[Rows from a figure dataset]
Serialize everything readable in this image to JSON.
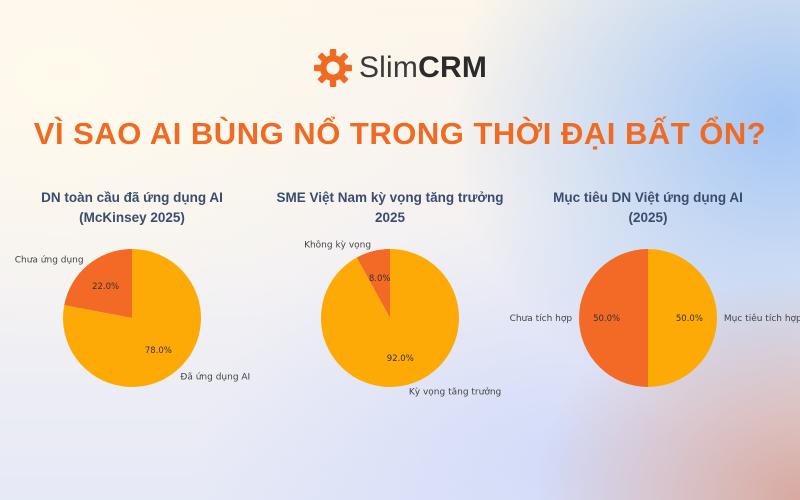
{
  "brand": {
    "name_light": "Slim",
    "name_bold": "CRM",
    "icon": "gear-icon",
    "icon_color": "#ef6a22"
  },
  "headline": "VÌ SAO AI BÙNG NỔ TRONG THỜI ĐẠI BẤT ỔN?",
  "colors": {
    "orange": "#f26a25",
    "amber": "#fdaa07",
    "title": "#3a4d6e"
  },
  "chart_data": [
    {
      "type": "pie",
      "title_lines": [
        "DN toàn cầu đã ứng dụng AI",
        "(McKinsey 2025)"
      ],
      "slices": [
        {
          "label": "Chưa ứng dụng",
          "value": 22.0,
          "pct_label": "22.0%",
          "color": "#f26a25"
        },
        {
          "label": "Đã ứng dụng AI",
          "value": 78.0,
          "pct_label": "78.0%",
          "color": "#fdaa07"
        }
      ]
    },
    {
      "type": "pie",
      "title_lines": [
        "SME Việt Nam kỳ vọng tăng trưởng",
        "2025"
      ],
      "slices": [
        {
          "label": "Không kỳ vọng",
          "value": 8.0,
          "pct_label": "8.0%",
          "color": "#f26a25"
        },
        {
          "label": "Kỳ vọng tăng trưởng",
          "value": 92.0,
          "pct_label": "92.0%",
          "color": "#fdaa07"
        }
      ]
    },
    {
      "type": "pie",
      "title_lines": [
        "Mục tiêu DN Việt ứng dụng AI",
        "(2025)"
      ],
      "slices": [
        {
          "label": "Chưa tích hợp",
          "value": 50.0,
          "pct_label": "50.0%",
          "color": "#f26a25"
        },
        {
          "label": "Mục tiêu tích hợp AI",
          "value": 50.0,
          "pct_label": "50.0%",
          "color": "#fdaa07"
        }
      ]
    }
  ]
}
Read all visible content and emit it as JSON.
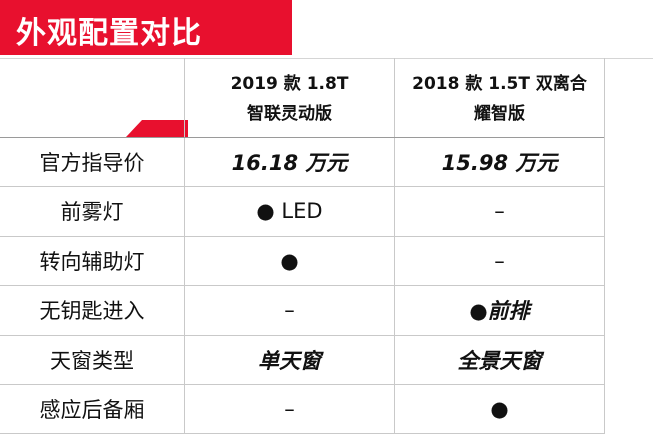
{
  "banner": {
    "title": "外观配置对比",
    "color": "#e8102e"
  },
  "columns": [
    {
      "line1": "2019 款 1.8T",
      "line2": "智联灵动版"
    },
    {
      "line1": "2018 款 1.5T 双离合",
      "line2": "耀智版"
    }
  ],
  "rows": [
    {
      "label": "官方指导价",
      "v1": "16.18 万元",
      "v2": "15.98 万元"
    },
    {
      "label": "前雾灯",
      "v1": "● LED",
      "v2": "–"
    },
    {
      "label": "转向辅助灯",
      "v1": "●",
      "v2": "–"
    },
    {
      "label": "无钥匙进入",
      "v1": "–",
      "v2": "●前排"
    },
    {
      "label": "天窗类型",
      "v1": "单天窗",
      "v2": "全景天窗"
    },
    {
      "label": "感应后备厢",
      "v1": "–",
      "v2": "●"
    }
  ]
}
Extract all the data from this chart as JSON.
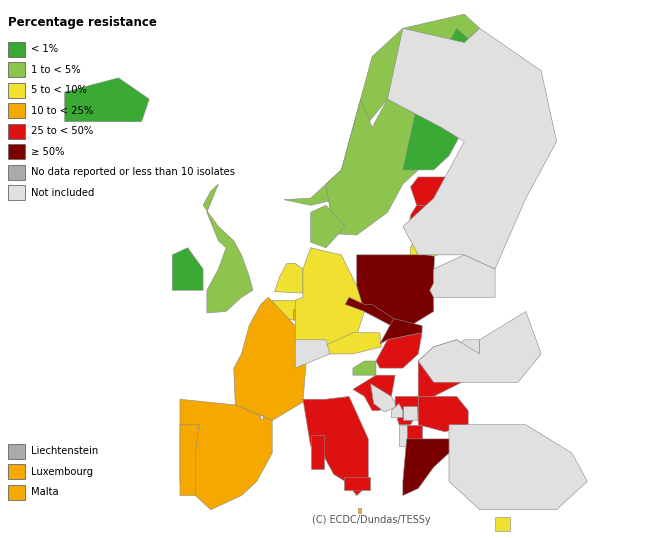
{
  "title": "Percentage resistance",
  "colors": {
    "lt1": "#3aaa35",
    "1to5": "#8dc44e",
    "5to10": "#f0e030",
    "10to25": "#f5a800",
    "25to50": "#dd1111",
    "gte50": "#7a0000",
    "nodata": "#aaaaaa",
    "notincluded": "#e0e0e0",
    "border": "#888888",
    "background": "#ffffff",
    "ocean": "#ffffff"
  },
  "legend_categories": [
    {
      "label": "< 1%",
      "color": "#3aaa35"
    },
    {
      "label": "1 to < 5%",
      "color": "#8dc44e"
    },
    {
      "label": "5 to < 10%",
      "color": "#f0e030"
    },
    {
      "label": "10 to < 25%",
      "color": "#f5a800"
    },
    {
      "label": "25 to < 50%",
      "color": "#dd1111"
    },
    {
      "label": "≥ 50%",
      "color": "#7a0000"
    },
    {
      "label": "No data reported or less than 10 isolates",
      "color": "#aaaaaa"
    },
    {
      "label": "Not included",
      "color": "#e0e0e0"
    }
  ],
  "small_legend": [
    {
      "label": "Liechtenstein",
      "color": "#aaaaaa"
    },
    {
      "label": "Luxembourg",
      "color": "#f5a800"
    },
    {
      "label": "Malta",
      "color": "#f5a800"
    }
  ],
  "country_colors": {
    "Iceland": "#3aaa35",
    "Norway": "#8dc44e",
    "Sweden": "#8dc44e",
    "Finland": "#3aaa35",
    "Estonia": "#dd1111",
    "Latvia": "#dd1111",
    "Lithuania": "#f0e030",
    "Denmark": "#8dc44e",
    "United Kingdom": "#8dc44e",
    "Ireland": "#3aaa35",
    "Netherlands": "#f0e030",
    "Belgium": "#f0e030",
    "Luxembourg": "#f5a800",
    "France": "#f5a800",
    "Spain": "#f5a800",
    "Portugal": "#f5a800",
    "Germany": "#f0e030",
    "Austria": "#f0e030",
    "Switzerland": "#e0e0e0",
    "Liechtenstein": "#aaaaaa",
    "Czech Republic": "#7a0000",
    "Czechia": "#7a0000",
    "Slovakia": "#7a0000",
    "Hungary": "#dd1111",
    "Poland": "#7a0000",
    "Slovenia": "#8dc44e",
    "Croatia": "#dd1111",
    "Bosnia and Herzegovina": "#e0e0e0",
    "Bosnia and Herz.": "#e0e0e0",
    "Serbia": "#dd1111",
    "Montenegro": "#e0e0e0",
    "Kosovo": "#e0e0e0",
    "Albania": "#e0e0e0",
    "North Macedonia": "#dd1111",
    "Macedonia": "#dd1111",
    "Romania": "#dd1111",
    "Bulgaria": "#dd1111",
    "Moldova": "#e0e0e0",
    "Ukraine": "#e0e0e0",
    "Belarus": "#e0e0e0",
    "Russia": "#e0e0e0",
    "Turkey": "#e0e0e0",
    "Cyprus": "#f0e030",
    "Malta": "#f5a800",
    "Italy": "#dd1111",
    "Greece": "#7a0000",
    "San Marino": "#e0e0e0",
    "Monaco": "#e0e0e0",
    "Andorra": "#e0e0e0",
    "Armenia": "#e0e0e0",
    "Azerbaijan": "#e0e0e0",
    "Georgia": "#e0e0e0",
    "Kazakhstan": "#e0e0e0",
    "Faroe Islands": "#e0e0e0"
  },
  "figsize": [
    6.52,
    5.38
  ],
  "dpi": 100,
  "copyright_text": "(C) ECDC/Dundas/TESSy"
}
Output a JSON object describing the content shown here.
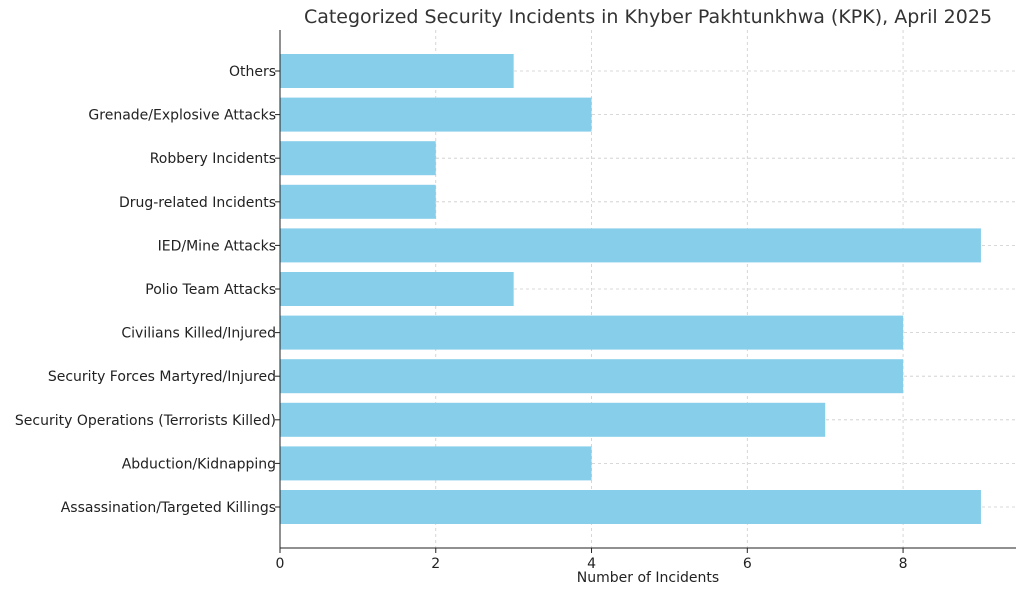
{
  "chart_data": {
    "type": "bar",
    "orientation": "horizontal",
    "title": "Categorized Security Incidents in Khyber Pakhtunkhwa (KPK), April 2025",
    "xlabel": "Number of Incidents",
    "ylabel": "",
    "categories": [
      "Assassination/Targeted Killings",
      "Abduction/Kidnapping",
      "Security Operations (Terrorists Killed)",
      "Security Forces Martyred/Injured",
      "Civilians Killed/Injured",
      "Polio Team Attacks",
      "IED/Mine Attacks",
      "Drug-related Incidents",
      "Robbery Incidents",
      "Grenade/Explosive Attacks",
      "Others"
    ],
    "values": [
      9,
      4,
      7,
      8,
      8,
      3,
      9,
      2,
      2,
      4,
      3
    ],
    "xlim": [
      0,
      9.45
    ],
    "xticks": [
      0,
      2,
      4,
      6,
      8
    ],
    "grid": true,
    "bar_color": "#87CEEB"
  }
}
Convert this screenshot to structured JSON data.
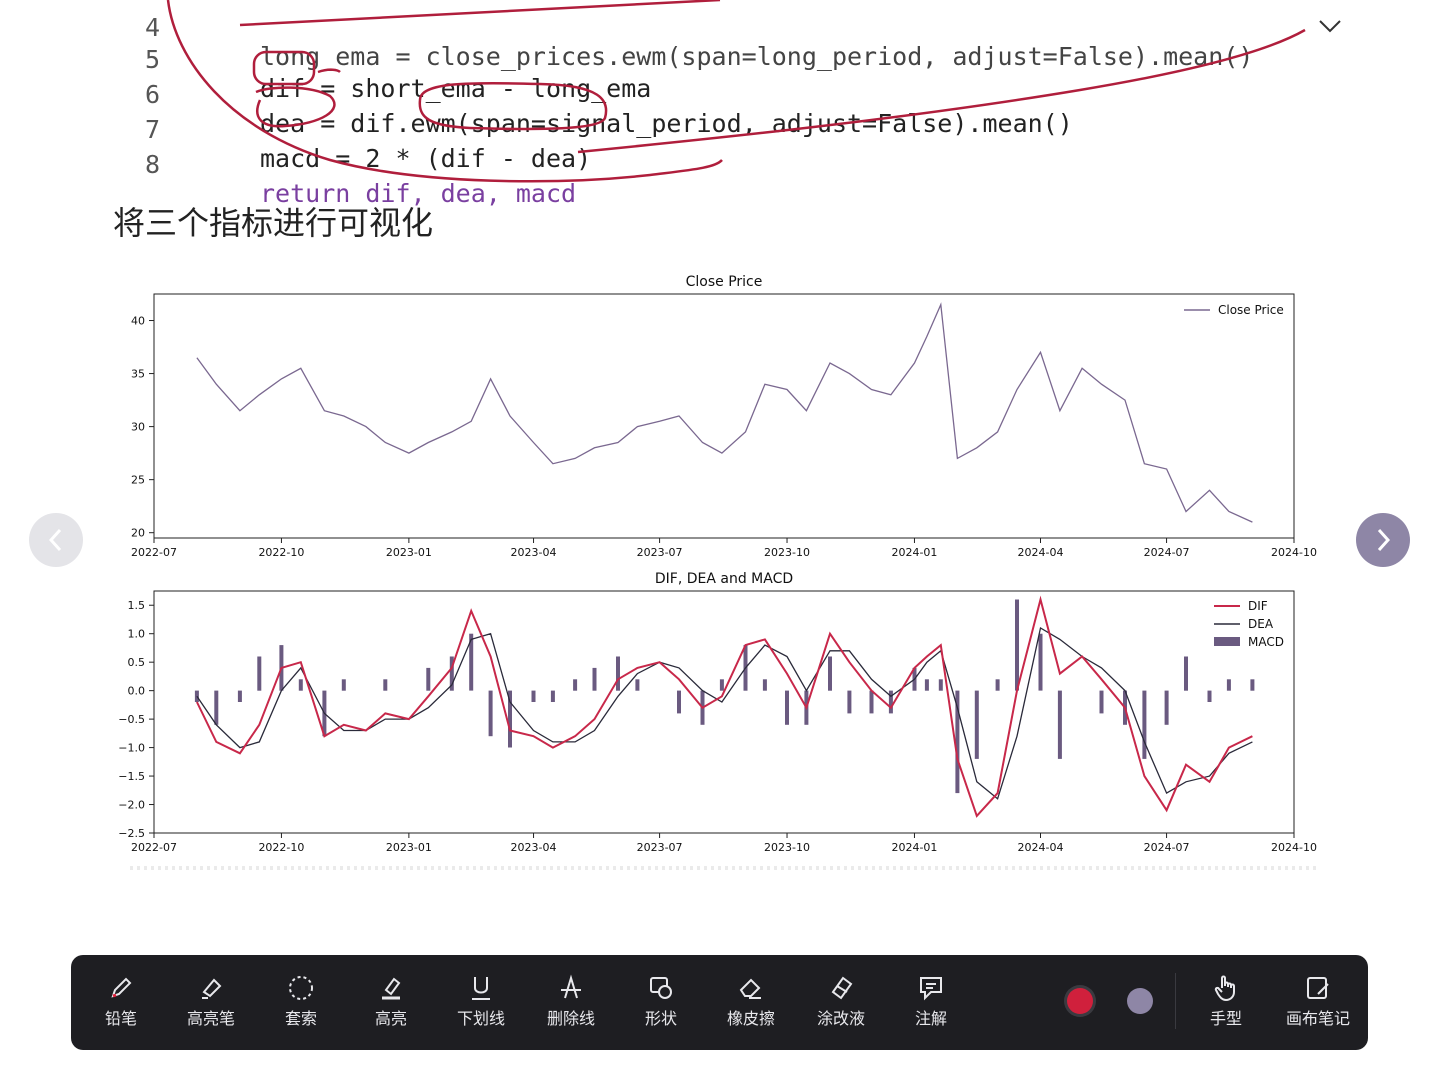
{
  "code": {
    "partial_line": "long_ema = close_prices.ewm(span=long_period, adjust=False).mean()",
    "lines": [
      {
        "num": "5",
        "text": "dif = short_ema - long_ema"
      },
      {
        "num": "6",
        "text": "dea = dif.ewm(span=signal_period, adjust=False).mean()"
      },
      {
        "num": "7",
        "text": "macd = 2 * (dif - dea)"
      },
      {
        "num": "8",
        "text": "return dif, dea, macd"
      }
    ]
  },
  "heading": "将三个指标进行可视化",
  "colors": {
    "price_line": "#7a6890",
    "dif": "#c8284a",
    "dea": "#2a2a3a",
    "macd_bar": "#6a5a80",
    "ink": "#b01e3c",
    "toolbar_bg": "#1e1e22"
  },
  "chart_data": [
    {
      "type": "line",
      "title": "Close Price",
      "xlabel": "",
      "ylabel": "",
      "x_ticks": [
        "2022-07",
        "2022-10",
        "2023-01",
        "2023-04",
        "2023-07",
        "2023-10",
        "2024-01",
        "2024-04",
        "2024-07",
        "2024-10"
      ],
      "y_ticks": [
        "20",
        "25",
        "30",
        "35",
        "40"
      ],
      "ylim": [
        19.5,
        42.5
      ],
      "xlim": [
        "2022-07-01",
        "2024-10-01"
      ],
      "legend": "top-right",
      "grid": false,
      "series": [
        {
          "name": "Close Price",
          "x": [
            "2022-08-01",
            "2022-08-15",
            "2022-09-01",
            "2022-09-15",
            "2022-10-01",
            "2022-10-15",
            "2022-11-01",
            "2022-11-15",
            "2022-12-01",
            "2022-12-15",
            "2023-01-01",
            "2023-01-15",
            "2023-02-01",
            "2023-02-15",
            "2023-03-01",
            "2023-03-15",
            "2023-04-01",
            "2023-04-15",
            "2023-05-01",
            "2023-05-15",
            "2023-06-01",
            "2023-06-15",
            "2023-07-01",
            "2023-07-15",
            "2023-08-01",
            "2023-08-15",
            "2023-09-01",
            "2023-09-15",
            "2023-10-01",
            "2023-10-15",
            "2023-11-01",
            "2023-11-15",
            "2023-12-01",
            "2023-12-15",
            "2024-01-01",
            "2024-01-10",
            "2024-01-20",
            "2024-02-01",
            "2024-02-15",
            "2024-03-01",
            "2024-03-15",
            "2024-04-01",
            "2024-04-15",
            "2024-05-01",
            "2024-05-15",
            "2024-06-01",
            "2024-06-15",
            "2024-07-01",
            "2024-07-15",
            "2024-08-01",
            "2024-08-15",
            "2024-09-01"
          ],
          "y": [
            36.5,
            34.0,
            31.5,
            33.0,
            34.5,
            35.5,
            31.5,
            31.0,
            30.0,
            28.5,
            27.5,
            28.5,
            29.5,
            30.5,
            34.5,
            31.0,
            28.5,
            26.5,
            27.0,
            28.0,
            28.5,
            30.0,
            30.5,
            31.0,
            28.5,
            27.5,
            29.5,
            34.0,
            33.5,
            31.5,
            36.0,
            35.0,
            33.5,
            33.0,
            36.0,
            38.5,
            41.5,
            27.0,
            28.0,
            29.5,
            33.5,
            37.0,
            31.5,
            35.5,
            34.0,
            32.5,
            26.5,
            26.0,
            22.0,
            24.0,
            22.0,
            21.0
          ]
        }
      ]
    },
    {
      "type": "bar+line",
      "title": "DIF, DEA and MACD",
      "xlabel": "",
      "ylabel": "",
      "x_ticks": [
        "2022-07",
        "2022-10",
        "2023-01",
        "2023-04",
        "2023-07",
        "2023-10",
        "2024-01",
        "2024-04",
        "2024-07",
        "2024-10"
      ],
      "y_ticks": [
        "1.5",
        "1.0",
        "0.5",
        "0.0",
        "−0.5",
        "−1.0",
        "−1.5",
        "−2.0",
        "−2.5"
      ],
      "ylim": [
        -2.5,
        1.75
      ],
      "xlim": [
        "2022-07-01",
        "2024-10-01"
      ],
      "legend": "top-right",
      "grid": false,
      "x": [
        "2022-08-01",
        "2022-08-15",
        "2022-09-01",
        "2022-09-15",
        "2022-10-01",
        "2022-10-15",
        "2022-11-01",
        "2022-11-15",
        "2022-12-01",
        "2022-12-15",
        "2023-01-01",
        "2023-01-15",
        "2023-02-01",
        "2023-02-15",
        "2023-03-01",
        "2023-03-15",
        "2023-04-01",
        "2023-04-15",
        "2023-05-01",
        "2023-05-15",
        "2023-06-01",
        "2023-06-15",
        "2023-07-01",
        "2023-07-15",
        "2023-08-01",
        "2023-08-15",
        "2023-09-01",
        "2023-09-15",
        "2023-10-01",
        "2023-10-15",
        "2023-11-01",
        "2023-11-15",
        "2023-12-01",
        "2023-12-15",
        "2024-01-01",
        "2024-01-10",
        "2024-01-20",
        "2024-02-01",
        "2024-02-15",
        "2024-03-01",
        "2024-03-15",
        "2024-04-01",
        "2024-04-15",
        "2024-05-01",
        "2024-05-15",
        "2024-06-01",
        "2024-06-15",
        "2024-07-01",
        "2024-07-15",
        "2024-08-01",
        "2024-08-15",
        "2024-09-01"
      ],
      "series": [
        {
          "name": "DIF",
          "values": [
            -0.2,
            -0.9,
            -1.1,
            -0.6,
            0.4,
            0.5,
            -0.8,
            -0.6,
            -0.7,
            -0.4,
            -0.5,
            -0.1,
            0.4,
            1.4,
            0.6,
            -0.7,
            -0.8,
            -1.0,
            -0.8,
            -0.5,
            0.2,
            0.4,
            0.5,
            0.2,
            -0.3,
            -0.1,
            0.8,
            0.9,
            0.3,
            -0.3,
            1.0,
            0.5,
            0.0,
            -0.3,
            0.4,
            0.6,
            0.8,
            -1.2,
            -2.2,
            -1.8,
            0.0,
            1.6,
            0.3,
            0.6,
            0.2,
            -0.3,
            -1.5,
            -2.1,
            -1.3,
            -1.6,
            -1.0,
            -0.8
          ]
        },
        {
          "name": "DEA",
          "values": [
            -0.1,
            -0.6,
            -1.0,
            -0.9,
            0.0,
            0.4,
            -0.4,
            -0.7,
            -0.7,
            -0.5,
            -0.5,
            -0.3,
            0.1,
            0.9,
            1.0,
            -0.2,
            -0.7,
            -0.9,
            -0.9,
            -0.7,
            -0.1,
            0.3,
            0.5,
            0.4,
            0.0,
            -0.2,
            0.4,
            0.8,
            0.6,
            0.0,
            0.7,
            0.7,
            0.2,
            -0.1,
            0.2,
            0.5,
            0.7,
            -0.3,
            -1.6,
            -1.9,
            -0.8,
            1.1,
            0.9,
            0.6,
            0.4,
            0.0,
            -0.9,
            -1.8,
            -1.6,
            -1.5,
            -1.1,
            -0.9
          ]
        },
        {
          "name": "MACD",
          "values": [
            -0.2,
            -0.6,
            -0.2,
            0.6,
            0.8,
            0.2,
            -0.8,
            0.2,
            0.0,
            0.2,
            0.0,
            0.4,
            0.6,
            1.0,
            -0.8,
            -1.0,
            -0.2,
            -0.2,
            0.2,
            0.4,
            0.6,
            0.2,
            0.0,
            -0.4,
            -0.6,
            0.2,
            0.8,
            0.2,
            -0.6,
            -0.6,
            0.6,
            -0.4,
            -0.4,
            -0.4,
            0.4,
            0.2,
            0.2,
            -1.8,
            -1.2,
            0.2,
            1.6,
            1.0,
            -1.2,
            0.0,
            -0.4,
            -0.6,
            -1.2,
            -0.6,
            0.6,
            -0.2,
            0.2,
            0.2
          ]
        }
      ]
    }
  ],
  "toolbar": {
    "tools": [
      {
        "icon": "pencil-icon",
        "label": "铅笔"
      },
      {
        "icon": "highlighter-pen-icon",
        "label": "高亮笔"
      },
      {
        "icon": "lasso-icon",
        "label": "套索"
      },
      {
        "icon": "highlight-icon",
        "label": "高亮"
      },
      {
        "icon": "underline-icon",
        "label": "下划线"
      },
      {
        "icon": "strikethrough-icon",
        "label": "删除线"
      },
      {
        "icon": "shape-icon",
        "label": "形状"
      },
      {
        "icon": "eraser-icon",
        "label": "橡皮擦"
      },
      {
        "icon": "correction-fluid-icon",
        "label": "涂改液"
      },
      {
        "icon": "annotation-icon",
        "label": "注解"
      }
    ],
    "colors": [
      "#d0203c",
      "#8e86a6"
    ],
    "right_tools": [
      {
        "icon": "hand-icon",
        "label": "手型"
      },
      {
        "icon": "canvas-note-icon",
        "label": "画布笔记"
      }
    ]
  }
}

■ Problem details:
Go through the material and copy out every line with "content" in it.

■ Task output:
Read all visible content and emit it as JSON.
Output a JSON object describing the content shown here.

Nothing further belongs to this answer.